Goal: All the records that follow need to be reproduced exactly. Omit the images.
** begin Records provided **
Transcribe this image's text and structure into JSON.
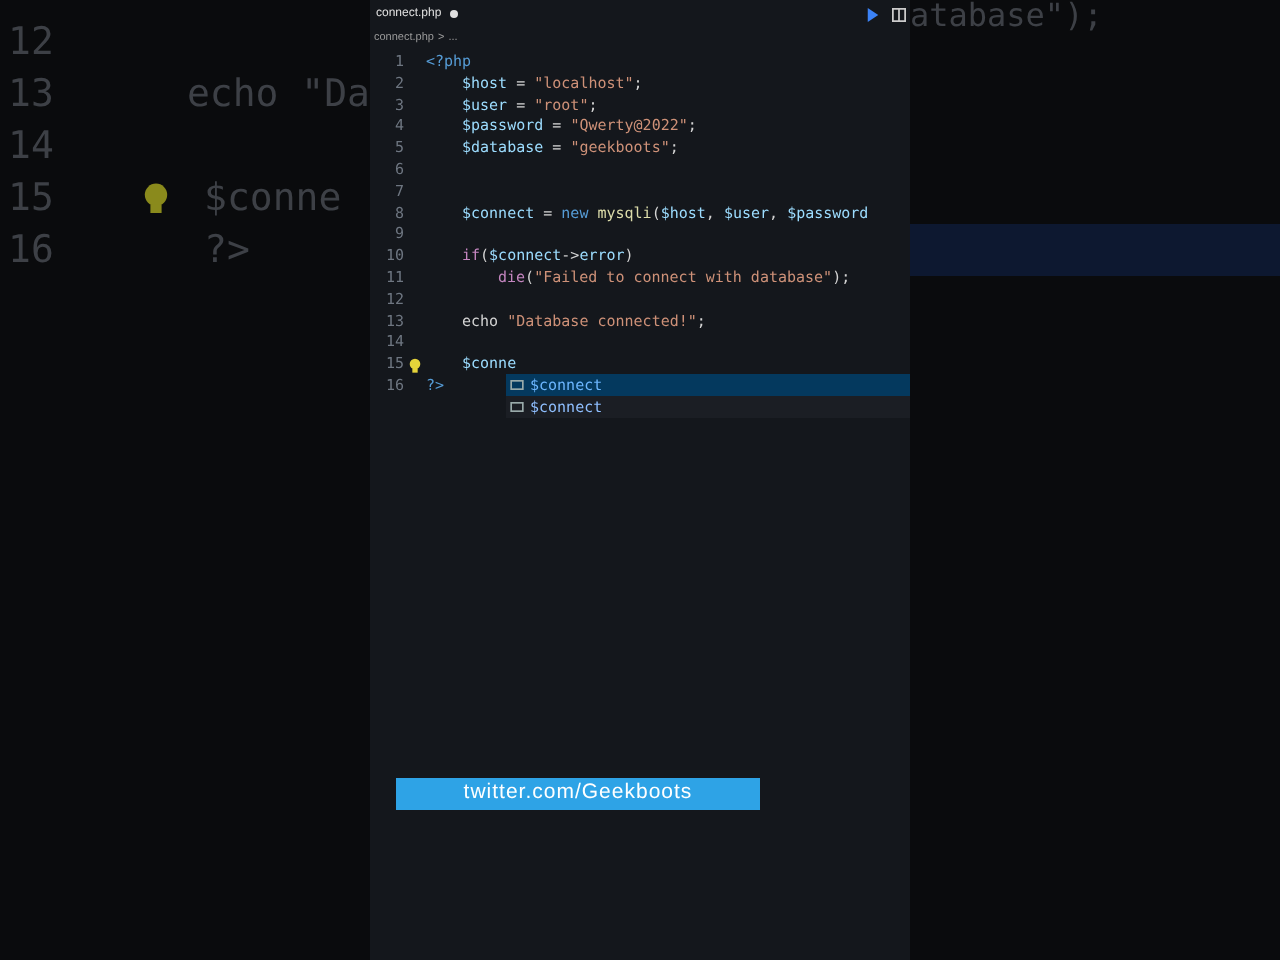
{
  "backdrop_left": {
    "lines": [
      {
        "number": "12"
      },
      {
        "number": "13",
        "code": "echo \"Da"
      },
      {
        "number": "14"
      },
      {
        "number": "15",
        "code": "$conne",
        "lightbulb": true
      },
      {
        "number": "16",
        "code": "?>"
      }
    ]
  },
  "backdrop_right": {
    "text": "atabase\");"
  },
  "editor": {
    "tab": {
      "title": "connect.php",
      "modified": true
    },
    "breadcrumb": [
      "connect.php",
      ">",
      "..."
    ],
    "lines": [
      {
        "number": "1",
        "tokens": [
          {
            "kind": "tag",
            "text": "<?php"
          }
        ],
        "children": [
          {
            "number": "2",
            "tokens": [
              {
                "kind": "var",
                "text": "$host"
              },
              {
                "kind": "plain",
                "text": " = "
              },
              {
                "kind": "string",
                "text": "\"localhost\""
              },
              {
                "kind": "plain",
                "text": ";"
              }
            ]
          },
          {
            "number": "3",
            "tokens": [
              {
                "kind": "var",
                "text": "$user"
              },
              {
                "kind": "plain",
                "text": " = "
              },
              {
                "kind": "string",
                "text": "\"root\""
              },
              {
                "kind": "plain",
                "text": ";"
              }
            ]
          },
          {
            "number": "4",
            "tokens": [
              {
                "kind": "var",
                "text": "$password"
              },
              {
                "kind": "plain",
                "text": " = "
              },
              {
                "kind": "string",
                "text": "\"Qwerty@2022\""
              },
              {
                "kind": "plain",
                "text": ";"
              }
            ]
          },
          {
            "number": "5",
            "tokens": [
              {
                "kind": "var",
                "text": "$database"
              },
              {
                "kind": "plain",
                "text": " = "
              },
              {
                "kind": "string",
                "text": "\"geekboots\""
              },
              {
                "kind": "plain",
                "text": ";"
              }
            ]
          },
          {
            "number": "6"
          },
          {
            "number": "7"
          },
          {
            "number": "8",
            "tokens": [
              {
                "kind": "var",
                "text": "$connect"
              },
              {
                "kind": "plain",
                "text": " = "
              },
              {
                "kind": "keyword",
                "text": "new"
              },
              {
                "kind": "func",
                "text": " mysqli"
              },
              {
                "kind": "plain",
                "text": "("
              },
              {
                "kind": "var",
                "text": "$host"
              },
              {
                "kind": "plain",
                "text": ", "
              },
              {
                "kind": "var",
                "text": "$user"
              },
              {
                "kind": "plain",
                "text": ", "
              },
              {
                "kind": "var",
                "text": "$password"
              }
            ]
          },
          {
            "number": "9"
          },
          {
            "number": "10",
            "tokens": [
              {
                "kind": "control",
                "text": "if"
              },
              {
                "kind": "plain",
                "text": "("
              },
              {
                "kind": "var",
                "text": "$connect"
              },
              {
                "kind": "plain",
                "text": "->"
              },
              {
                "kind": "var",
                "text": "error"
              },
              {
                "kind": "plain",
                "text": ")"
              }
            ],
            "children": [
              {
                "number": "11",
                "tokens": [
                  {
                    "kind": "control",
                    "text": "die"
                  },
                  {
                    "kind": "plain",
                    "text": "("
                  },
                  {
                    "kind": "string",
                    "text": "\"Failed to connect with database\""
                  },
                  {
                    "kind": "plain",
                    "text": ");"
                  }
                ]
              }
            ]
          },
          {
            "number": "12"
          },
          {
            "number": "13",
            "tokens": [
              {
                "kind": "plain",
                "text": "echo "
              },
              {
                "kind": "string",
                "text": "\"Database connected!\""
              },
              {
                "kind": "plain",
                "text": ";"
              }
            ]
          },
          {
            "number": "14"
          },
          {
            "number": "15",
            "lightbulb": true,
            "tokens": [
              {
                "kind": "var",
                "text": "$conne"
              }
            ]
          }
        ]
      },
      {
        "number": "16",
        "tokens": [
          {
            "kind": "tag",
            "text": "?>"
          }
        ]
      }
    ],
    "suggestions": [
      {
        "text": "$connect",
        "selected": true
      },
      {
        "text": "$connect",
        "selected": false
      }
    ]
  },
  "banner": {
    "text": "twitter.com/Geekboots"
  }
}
** end Records provided **
Result:
Transcribe this image's text and structure into JSON.
{
  "backdrop_left": {
    "lines": [
      {
        "number": "12"
      },
      {
        "number": "13",
        "code": "echo \"Da"
      },
      {
        "number": "14"
      },
      {
        "number": "15",
        "code": "$conne",
        "lightbulb": true
      },
      {
        "number": "16",
        "code": "?>"
      }
    ]
  },
  "backdrop_right": {
    "text": "atabase\");"
  },
  "editor": {
    "tab": {
      "title": "connect.php",
      "modified": true
    },
    "breadcrumb": [
      "connect.php",
      ">",
      "..."
    ],
    "lines": [
      {
        "number": "1",
        "tokens": [
          {
            "kind": "tag",
            "text": "<?php"
          }
        ],
        "children": [
          {
            "number": "2",
            "tokens": [
              {
                "kind": "var",
                "text": "$host"
              },
              {
                "kind": "plain",
                "text": " = "
              },
              {
                "kind": "string",
                "text": "\"localhost\""
              },
              {
                "kind": "plain",
                "text": ";"
              }
            ]
          },
          {
            "number": "3",
            "tokens": [
              {
                "kind": "var",
                "text": "$user"
              },
              {
                "kind": "plain",
                "text": " = "
              },
              {
                "kind": "string",
                "text": "\"root\""
              },
              {
                "kind": "plain",
                "text": ";"
              }
            ]
          },
          {
            "number": "4",
            "tokens": [
              {
                "kind": "var",
                "text": "$password"
              },
              {
                "kind": "plain",
                "text": " = "
              },
              {
                "kind": "string",
                "text": "\"Qwerty@2022\""
              },
              {
                "kind": "plain",
                "text": ";"
              }
            ]
          },
          {
            "number": "5",
            "tokens": [
              {
                "kind": "var",
                "text": "$database"
              },
              {
                "kind": "plain",
                "text": " = "
              },
              {
                "kind": "string",
                "text": "\"geekboots\""
              },
              {
                "kind": "plain",
                "text": ";"
              }
            ]
          },
          {
            "number": "6"
          },
          {
            "number": "7"
          },
          {
            "number": "8",
            "tokens": [
              {
                "kind": "var",
                "text": "$connect"
              },
              {
                "kind": "plain",
                "text": " = "
              },
              {
                "kind": "keyword",
                "text": "new"
              },
              {
                "kind": "func",
                "text": " mysqli"
              },
              {
                "kind": "plain",
                "text": "("
              },
              {
                "kind": "var",
                "text": "$host"
              },
              {
                "kind": "plain",
                "text": ", "
              },
              {
                "kind": "var",
                "text": "$user"
              },
              {
                "kind": "plain",
                "text": ", "
              },
              {
                "kind": "var",
                "text": "$password"
              }
            ]
          },
          {
            "number": "9"
          },
          {
            "number": "10",
            "tokens": [
              {
                "kind": "control",
                "text": "if"
              },
              {
                "kind": "plain",
                "text": "("
              },
              {
                "kind": "var",
                "text": "$connect"
              },
              {
                "kind": "plain",
                "text": "->"
              },
              {
                "kind": "var",
                "text": "error"
              },
              {
                "kind": "plain",
                "text": ")"
              }
            ],
            "children": [
              {
                "number": "11",
                "tokens": [
                  {
                    "kind": "control",
                    "text": "die"
                  },
                  {
                    "kind": "plain",
                    "text": "("
                  },
                  {
                    "kind": "string",
                    "text": "\"Failed to connect with database\""
                  },
                  {
                    "kind": "plain",
                    "text": ");"
                  }
                ]
              }
            ]
          },
          {
            "number": "12"
          },
          {
            "number": "13",
            "tokens": [
              {
                "kind": "plain",
                "text": "echo "
              },
              {
                "kind": "string",
                "text": "\"Database connected!\""
              },
              {
                "kind": "plain",
                "text": ";"
              }
            ]
          },
          {
            "number": "14"
          },
          {
            "number": "15",
            "lightbulb": true,
            "tokens": [
              {
                "kind": "var",
                "text": "$conne"
              }
            ]
          }
        ]
      },
      {
        "number": "16",
        "tokens": [
          {
            "kind": "tag",
            "text": "?>"
          }
        ]
      }
    ],
    "suggestions": [
      {
        "text": "$connect",
        "selected": true
      },
      {
        "text": "$connect",
        "selected": false
      }
    ]
  },
  "banner": {
    "text": "twitter.com/Geekboots"
  }
}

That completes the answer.